Are you able to retype all the records below exactly?

-- START OF DATA SECTION --

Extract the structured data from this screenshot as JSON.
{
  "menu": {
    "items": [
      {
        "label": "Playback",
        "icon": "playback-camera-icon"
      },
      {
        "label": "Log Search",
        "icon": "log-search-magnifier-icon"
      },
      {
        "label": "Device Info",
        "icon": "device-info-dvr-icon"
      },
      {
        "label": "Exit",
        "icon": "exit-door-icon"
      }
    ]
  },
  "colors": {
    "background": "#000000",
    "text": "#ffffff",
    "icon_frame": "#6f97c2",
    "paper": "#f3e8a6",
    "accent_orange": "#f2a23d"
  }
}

-- END OF DATA SECTION --

■ EXERCISE ANSWER:
Extract the structured data from this screenshot as JSON.
{
  "menu": {
    "items": [
      {
        "label": "Playback",
        "icon": "playback-camera-icon"
      },
      {
        "label": "Log Search",
        "icon": "log-search-magnifier-icon"
      },
      {
        "label": "Device Info",
        "icon": "device-info-dvr-icon"
      },
      {
        "label": "Exit",
        "icon": "exit-door-icon"
      }
    ]
  },
  "colors": {
    "background": "#000000",
    "text": "#ffffff",
    "icon_frame": "#6f97c2",
    "paper": "#f3e8a6",
    "accent_orange": "#f2a23d"
  }
}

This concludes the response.